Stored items
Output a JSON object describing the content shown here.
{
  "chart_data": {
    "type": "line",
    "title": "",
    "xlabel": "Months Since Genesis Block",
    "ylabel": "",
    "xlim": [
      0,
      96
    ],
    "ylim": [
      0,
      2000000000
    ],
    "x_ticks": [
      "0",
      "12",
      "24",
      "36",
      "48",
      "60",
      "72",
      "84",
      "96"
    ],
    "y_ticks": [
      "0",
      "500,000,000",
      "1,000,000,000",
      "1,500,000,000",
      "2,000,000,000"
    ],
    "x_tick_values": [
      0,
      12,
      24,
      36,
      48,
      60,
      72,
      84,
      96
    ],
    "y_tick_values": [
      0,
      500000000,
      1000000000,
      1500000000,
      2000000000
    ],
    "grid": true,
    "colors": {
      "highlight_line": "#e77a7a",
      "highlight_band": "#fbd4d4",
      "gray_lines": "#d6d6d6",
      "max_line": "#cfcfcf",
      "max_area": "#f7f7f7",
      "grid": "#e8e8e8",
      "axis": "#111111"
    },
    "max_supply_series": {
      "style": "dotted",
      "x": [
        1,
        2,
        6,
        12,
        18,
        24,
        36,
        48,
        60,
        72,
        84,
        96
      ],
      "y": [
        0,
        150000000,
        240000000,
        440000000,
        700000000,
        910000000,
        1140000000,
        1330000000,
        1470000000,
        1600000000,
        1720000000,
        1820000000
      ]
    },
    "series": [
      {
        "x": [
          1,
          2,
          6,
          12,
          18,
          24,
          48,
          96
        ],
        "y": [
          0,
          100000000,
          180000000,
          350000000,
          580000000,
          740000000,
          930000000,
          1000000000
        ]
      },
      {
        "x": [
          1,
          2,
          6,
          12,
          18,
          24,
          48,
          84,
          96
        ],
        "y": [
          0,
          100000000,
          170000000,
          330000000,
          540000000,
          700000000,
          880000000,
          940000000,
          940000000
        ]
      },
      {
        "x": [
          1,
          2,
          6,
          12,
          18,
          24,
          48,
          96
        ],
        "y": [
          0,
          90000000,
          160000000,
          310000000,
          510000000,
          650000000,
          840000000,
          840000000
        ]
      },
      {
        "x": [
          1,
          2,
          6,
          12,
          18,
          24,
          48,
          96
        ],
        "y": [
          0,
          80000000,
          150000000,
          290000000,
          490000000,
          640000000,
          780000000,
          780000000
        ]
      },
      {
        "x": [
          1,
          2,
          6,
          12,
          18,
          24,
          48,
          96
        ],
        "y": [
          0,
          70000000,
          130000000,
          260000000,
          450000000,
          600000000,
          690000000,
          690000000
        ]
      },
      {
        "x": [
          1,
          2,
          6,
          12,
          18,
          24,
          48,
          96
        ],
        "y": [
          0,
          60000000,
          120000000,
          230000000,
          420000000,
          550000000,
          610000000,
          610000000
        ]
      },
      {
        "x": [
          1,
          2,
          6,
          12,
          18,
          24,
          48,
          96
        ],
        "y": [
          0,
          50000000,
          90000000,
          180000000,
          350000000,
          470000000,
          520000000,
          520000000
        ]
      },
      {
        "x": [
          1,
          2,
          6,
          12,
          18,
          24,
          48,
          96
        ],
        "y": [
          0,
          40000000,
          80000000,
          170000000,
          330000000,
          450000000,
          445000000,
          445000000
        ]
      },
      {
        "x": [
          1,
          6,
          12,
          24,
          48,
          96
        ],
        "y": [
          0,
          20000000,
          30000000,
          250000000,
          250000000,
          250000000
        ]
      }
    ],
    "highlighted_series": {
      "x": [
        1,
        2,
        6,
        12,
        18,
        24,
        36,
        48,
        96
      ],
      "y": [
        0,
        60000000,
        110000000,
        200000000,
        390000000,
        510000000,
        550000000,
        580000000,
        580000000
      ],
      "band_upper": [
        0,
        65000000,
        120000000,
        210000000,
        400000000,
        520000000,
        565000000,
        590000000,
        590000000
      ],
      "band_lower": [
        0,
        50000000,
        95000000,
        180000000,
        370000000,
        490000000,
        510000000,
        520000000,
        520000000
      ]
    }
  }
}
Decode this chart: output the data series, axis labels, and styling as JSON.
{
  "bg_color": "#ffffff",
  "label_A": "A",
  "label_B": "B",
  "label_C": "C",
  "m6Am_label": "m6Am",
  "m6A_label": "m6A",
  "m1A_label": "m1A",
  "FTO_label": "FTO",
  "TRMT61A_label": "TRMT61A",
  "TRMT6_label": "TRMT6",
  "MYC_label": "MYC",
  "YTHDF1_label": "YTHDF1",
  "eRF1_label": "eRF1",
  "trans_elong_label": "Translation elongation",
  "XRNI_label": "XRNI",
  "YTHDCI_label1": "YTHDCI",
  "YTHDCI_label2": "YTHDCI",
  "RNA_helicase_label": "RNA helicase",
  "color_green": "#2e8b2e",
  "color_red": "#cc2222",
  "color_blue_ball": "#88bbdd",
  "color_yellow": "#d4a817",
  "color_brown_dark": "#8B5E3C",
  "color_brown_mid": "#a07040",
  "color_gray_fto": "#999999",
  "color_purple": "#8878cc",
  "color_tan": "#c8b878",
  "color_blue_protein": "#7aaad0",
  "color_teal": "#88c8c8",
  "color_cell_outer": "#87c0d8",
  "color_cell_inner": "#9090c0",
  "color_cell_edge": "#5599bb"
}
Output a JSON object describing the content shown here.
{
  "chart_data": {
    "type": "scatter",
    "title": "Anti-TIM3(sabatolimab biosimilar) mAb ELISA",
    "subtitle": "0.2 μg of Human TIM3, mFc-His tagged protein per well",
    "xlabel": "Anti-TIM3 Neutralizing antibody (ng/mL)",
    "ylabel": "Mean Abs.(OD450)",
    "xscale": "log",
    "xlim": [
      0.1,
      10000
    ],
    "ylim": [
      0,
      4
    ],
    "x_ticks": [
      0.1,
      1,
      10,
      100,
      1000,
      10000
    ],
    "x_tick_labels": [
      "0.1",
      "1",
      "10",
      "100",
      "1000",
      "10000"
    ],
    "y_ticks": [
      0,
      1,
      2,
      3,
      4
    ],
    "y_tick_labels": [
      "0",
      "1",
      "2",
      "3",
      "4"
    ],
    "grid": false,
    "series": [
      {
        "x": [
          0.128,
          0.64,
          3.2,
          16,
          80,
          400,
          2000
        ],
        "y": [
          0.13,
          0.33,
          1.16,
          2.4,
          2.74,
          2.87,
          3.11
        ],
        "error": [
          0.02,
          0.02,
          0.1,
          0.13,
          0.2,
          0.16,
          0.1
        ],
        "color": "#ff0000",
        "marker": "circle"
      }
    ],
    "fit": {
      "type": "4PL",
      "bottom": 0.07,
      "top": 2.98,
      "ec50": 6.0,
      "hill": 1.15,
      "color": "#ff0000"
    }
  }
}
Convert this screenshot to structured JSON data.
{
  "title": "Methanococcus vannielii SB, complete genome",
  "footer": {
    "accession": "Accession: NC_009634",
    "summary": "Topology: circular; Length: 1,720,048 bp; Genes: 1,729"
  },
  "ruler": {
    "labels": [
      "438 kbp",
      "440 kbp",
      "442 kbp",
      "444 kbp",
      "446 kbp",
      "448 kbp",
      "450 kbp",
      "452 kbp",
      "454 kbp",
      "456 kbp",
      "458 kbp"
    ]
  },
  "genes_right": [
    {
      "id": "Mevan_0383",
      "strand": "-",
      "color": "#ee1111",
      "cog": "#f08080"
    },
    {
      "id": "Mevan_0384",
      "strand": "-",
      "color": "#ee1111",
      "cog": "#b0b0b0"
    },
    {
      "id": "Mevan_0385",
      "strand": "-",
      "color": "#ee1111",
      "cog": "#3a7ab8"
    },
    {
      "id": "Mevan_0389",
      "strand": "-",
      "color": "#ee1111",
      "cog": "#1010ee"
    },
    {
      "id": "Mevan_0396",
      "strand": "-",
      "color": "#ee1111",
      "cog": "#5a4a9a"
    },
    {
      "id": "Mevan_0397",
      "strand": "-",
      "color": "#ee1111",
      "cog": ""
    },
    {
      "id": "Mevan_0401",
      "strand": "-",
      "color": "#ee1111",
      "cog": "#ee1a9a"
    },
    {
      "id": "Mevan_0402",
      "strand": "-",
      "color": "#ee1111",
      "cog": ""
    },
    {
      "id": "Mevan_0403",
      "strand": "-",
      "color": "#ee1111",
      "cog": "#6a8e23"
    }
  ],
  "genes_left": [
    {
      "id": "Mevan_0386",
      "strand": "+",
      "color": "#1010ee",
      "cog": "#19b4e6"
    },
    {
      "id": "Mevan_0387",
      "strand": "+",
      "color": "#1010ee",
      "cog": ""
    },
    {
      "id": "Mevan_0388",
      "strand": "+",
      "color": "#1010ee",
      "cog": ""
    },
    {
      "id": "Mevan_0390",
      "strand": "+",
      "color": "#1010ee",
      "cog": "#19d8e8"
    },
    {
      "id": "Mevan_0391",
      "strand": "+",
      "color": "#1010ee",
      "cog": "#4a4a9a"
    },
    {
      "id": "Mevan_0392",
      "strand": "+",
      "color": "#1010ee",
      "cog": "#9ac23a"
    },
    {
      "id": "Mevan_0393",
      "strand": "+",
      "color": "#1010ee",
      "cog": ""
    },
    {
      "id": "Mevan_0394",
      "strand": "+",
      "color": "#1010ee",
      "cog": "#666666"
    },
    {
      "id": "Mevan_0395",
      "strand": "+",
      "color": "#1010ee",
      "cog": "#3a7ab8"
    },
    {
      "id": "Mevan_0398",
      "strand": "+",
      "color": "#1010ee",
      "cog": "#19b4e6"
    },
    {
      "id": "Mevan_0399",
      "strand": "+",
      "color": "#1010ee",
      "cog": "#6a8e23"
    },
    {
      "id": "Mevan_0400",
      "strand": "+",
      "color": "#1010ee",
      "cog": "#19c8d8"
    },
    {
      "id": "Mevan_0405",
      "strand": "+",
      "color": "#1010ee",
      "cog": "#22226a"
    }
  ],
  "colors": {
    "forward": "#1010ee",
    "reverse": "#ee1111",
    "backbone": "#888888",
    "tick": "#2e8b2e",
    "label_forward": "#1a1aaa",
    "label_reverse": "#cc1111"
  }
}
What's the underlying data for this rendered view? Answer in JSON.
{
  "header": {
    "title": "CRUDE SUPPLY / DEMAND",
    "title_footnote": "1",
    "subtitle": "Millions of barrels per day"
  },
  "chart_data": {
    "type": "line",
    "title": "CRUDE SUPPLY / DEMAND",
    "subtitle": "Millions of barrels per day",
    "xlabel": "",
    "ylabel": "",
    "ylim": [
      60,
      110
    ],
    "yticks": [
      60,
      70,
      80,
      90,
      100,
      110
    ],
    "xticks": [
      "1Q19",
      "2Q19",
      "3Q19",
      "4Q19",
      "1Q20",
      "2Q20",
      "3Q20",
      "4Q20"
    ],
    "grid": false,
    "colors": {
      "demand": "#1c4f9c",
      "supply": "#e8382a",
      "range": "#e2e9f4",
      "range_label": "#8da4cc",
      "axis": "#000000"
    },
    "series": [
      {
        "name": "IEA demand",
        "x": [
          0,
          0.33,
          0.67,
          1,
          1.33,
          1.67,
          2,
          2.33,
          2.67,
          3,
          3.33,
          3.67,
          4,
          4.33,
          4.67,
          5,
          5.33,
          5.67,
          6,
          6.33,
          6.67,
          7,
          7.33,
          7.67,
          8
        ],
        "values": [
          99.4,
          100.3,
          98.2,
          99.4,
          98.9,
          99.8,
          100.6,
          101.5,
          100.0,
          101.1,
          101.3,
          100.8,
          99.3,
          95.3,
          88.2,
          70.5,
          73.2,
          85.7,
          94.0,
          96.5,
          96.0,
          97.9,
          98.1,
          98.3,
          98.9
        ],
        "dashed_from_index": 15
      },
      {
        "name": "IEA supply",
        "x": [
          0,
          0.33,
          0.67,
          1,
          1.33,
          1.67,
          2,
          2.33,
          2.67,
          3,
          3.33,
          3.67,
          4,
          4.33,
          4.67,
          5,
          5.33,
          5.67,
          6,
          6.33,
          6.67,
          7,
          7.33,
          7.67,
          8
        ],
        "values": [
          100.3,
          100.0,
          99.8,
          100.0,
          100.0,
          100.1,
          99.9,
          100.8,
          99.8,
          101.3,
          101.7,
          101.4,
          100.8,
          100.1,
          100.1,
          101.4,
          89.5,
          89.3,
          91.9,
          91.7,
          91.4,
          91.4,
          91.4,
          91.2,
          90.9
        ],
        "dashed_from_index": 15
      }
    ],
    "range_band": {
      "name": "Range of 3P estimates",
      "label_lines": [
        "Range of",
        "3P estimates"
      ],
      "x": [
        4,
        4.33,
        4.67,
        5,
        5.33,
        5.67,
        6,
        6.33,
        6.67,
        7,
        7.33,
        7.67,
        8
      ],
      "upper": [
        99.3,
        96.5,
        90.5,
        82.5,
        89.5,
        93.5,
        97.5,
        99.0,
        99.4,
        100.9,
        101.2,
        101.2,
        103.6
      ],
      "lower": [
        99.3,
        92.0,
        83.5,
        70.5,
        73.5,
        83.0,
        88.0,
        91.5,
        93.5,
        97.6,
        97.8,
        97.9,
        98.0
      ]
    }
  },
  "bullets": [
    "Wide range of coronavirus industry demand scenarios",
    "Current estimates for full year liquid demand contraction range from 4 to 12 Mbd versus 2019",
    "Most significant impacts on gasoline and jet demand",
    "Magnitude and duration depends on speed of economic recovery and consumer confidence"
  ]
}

What to produce
Within the entries above, find the string "Anti" and return each line that holds it.

Task result
    "title": "Anti-TIM3(sabatolimab biosimilar) mAb ELISA",
    "xlabel": "Anti-TIM3 Neutralizing antibody (ng/mL)",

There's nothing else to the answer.